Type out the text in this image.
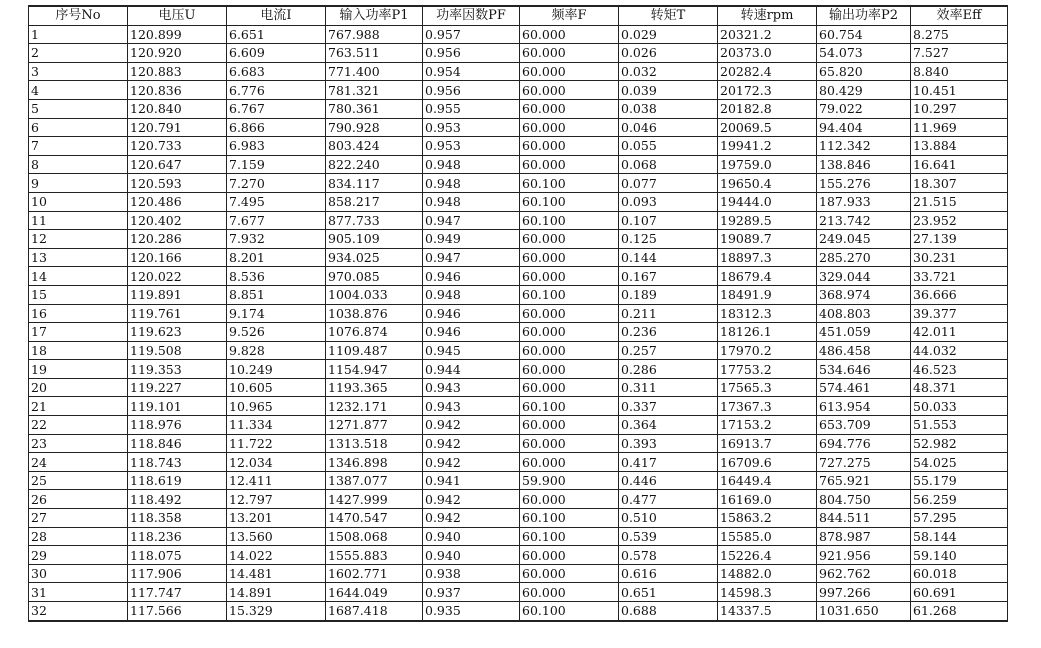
序号No	电压U	电流I	输入功率P1	功率因数PF	频率F	转矩T	转速rpm	输出功率P2	效率Eff
1	120.899	6.651	767.988	0.957	60.000	0.029	20321.2	60.754	8.275
2	120.920	6.609	763.511	0.956	60.000	0.026	20373.0	54.073	7.527
3	120.883	6.683	771.400	0.954	60.000	0.032	20282.4	65.820	8.840
4	120.836	6.776	781.321	0.956	60.000	0.039	20172.3	80.429	10.451
5	120.840	6.767	780.361	0.955	60.000	0.038	20182.8	79.022	10.297
6	120.791	6.866	790.928	0.953	60.000	0.046	20069.5	94.404	11.969
7	120.733	6.983	803.424	0.953	60.000	0.055	19941.2	112.342	13.884
8	120.647	7.159	822.240	0.948	60.000	0.068	19759.0	138.846	16.641
9	120.593	7.270	834.117	0.948	60.100	0.077	19650.4	155.276	18.307
10	120.486	7.495	858.217	0.948	60.100	0.093	19444.0	187.933	21.515
11	120.402	7.677	877.733	0.947	60.100	0.107	19289.5	213.742	23.952
12	120.286	7.932	905.109	0.949	60.000	0.125	19089.7	249.045	27.139
13	120.166	8.201	934.025	0.947	60.000	0.144	18897.3	285.270	30.231
14	120.022	8.536	970.085	0.946	60.000	0.167	18679.4	329.044	33.721
15	119.891	8.851	1004.033	0.948	60.100	0.189	18491.9	368.974	36.666
16	119.761	9.174	1038.876	0.946	60.000	0.211	18312.3	408.803	39.377
17	119.623	9.526	1076.874	0.946	60.000	0.236	18126.1	451.059	42.011
18	119.508	9.828	1109.487	0.945	60.000	0.257	17970.2	486.458	44.032
19	119.353	10.249	1154.947	0.944	60.000	0.286	17753.2	534.646	46.523
20	119.227	10.605	1193.365	0.943	60.000	0.311	17565.3	574.461	48.371
21	119.101	10.965	1232.171	0.943	60.100	0.337	17367.3	613.954	50.033
22	118.976	11.334	1271.877	0.942	60.000	0.364	17153.2	653.709	51.553
23	118.846	11.722	1313.518	0.942	60.000	0.393	16913.7	694.776	52.982
24	118.743	12.034	1346.898	0.942	60.000	0.417	16709.6	727.275	54.025
25	118.619	12.411	1387.077	0.941	59.900	0.446	16449.4	765.921	55.179
26	118.492	12.797	1427.999	0.942	60.000	0.477	16169.0	804.750	56.259
27	118.358	13.201	1470.547	0.942	60.100	0.510	15863.2	844.511	57.295
28	118.236	13.560	1508.068	0.940	60.100	0.539	15585.0	878.987	58.144
29	118.075	14.022	1555.883	0.940	60.000	0.578	15226.4	921.956	59.140
30	117.906	14.481	1602.771	0.938	60.000	0.616	14882.0	962.762	60.018
31	117.747	14.891	1644.049	0.937	60.000	0.651	14598.3	997.266	60.691
32	117.566	15.329	1687.418	0.935	60.100	0.688	14337.5	1031.650	61.268
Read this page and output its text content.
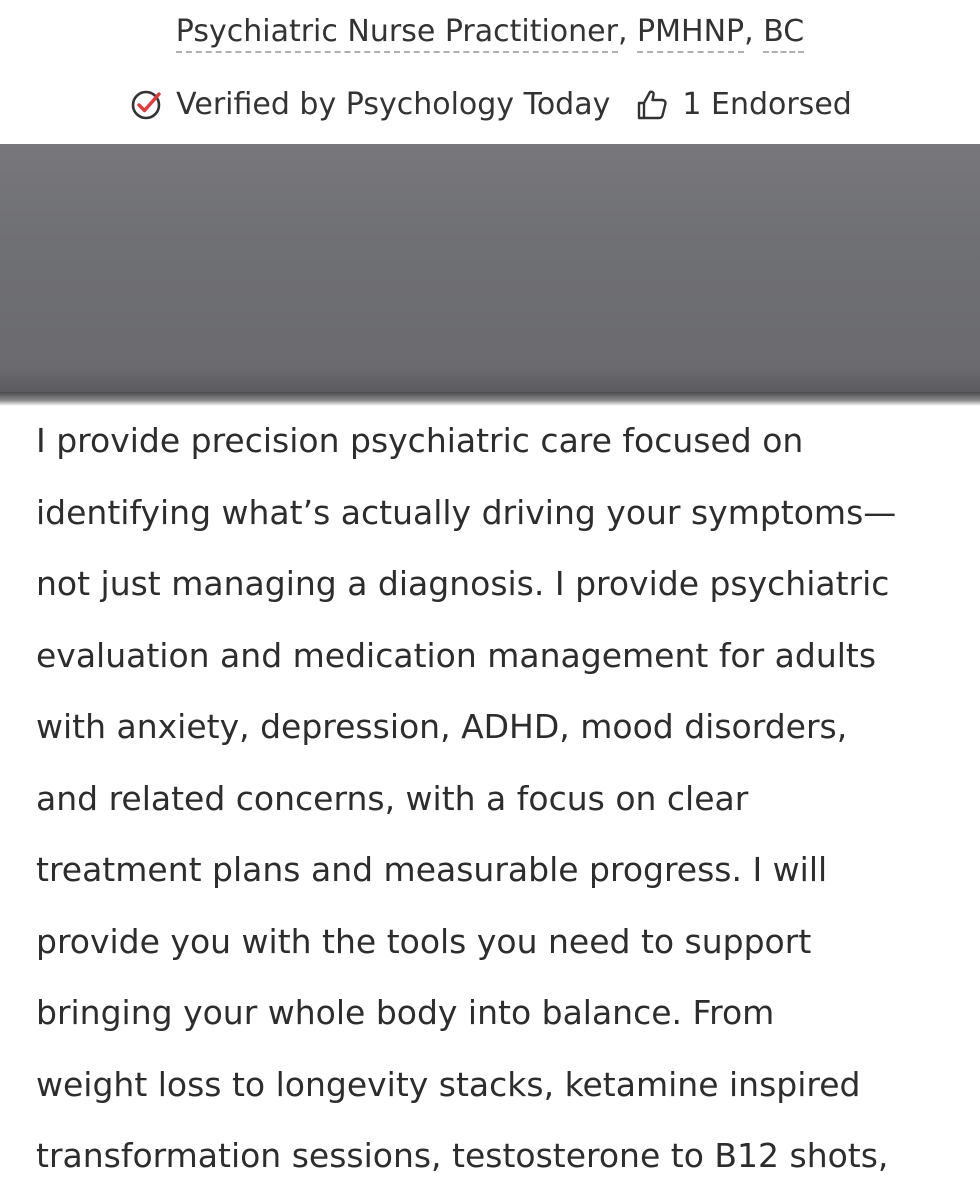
Psychiatric Nurse Practitioner, PMHNP, BC
Verified by Psychology Today 1 Endorsed
I provide precision psychiatric care focused on
identifying what’s actually driving your symptoms—
not just managing a diagnosis. I provide psychiatric
evaluation and medication management for adults
with anxiety, depression, ADHD, mood disorders,
and related concerns, with a focus on clear
treatment plans and measurable progress. I will
provide you with the tools you need to support
bringing your whole body into balance. From
weight loss to longevity stacks, ketamine inspired
transformation sessions, testosterone to B12 shots,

• • • •

• PROBLEM DETAILS:
Quote in full the listing given above; the images are to be left out.

• SOLUTION TO THIS EXERCISE:
Type out the text in this image.
序号No	电压U	电流I	输入功率P1	功率因数PF	频率F	转矩T	转速rpm	输出功率P2	效率Eff
1	120.899	6.651	767.988	0.957	60.000	0.029	20321.2	60.754	8.275
2	120.920	6.609	763.511	0.956	60.000	0.026	20373.0	54.073	7.527
3	120.883	6.683	771.400	0.954	60.000	0.032	20282.4	65.820	8.840
4	120.836	6.776	781.321	0.956	60.000	0.039	20172.3	80.429	10.451
5	120.840	6.767	780.361	0.955	60.000	0.038	20182.8	79.022	10.297
6	120.791	6.866	790.928	0.953	60.000	0.046	20069.5	94.404	11.969
7	120.733	6.983	803.424	0.953	60.000	0.055	19941.2	112.342	13.884
8	120.647	7.159	822.240	0.948	60.000	0.068	19759.0	138.846	16.641
9	120.593	7.270	834.117	0.948	60.100	0.077	19650.4	155.276	18.307
10	120.486	7.495	858.217	0.948	60.100	0.093	19444.0	187.933	21.515
11	120.402	7.677	877.733	0.947	60.100	0.107	19289.5	213.742	23.952
12	120.286	7.932	905.109	0.949	60.000	0.125	19089.7	249.045	27.139
13	120.166	8.201	934.025	0.947	60.000	0.144	18897.3	285.270	30.231
14	120.022	8.536	970.085	0.946	60.000	0.167	18679.4	329.044	33.721
15	119.891	8.851	1004.033	0.948	60.100	0.189	18491.9	368.974	36.666
16	119.761	9.174	1038.876	0.946	60.000	0.211	18312.3	408.803	39.377
17	119.623	9.526	1076.874	0.946	60.000	0.236	18126.1	451.059	42.011
18	119.508	9.828	1109.487	0.945	60.000	0.257	17970.2	486.458	44.032
19	119.353	10.249	1154.947	0.944	60.000	0.286	17753.2	534.646	46.523
20	119.227	10.605	1193.365	0.943	60.000	0.311	17565.3	574.461	48.371
21	119.101	10.965	1232.171	0.943	60.100	0.337	17367.3	613.954	50.033
22	118.976	11.334	1271.877	0.942	60.000	0.364	17153.2	653.709	51.553
23	118.846	11.722	1313.518	0.942	60.000	0.393	16913.7	694.776	52.982
24	118.743	12.034	1346.898	0.942	60.000	0.417	16709.6	727.275	54.025
25	118.619	12.411	1387.077	0.941	59.900	0.446	16449.4	765.921	55.179
26	118.492	12.797	1427.999	0.942	60.000	0.477	16169.0	804.750	56.259
27	118.358	13.201	1470.547	0.942	60.100	0.510	15863.2	844.511	57.295
28	118.236	13.560	1508.068	0.940	60.100	0.539	15585.0	878.987	58.144
29	118.075	14.022	1555.883	0.940	60.000	0.578	15226.4	921.956	59.140
30	117.906	14.481	1602.771	0.938	60.000	0.616	14882.0	962.762	60.018
31	117.747	14.891	1644.049	0.937	60.000	0.651	14598.3	997.266	60.691
32	117.566	15.329	1687.418	0.935	60.100	0.688	14337.5	1031.650	61.268
Read this page and output its text content.
Psychiatric Nurse Practitioner, PMHNP, BC
Verified by Psychology Today 1 Endorsed
I provide precision psychiatric care focused on
identifying what’s actually driving your symptoms—
not just managing a diagnosis. I provide psychiatric
evaluation and medication management for adults
with anxiety, depression, ADHD, mood disorders,
and related concerns, with a focus on clear
treatment plans and measurable progress. I will
provide you with the tools you need to support
bringing your whole body into balance. From
weight loss to longevity stacks, ketamine inspired
transformation sessions, testosterone to B12 shots,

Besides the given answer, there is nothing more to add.